* _WORK REQUIRED_
Answer with a single number: the count of lines that include the string "ALABAR".
- - - -
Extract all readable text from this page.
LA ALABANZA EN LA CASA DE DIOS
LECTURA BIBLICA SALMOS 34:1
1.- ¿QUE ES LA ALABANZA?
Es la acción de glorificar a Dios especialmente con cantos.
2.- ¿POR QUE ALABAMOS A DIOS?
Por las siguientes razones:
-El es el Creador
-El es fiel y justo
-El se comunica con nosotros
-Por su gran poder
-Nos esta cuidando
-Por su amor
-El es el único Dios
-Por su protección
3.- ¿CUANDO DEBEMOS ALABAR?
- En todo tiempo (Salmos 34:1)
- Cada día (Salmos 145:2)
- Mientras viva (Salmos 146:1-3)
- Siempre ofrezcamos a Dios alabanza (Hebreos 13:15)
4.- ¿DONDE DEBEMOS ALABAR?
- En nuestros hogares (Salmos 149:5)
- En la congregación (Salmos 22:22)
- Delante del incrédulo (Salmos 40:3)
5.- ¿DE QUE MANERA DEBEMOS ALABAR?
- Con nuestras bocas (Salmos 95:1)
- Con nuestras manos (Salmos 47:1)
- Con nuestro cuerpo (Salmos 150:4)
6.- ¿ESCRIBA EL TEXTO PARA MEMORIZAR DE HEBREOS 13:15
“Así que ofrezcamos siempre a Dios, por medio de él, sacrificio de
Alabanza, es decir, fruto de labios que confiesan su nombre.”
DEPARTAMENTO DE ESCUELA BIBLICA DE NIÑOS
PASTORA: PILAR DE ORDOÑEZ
- - - -
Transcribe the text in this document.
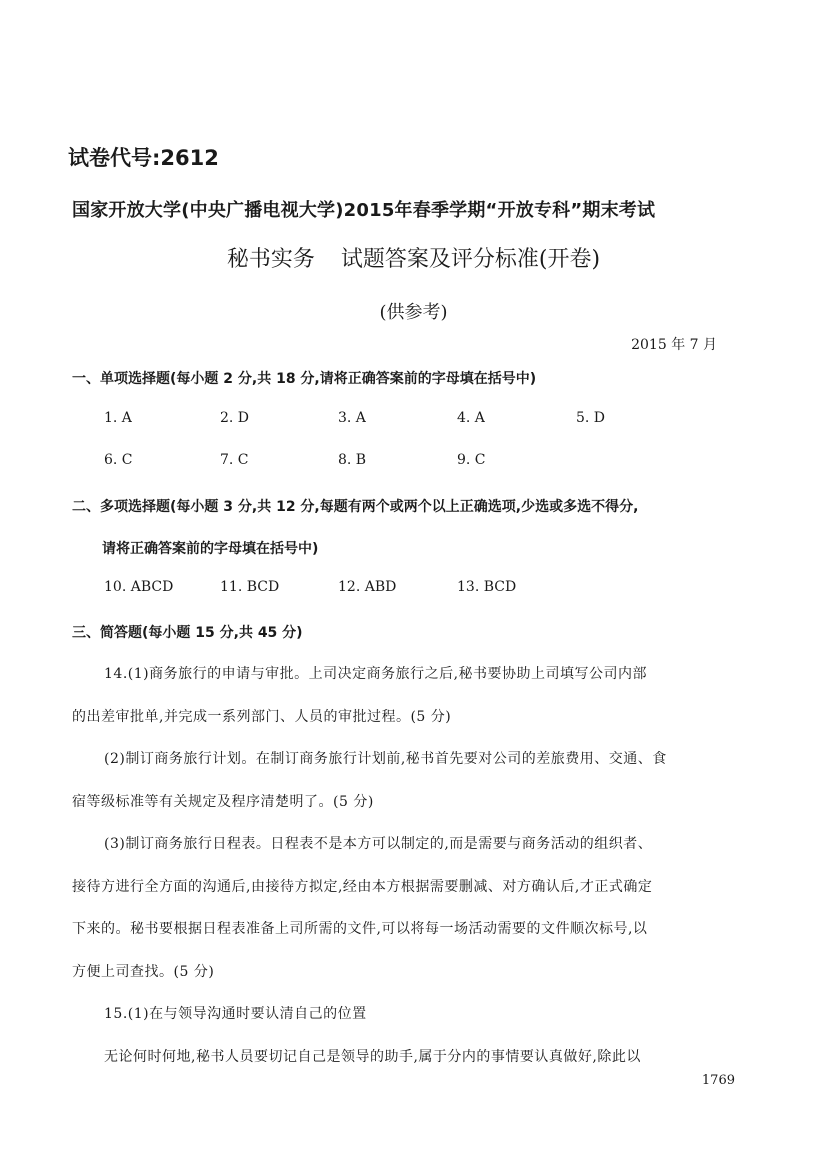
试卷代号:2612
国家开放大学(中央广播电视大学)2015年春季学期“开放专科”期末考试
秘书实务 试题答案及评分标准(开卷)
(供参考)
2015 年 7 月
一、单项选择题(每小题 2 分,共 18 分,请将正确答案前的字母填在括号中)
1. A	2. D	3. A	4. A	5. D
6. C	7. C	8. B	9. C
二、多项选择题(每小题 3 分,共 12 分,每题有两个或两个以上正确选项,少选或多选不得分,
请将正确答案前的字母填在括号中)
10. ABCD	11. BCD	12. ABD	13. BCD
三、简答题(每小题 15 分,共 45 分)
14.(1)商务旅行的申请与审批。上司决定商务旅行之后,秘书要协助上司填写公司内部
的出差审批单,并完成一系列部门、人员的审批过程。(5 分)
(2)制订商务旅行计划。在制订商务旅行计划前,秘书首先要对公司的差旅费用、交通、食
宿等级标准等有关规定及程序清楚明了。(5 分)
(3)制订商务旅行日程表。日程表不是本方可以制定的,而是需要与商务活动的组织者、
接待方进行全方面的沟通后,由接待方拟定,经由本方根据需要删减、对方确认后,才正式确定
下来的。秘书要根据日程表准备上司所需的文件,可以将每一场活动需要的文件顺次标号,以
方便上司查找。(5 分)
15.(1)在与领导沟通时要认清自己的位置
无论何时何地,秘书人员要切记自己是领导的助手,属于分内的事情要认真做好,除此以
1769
- - - -
* _ANSWER TO THE EXERCISE_
3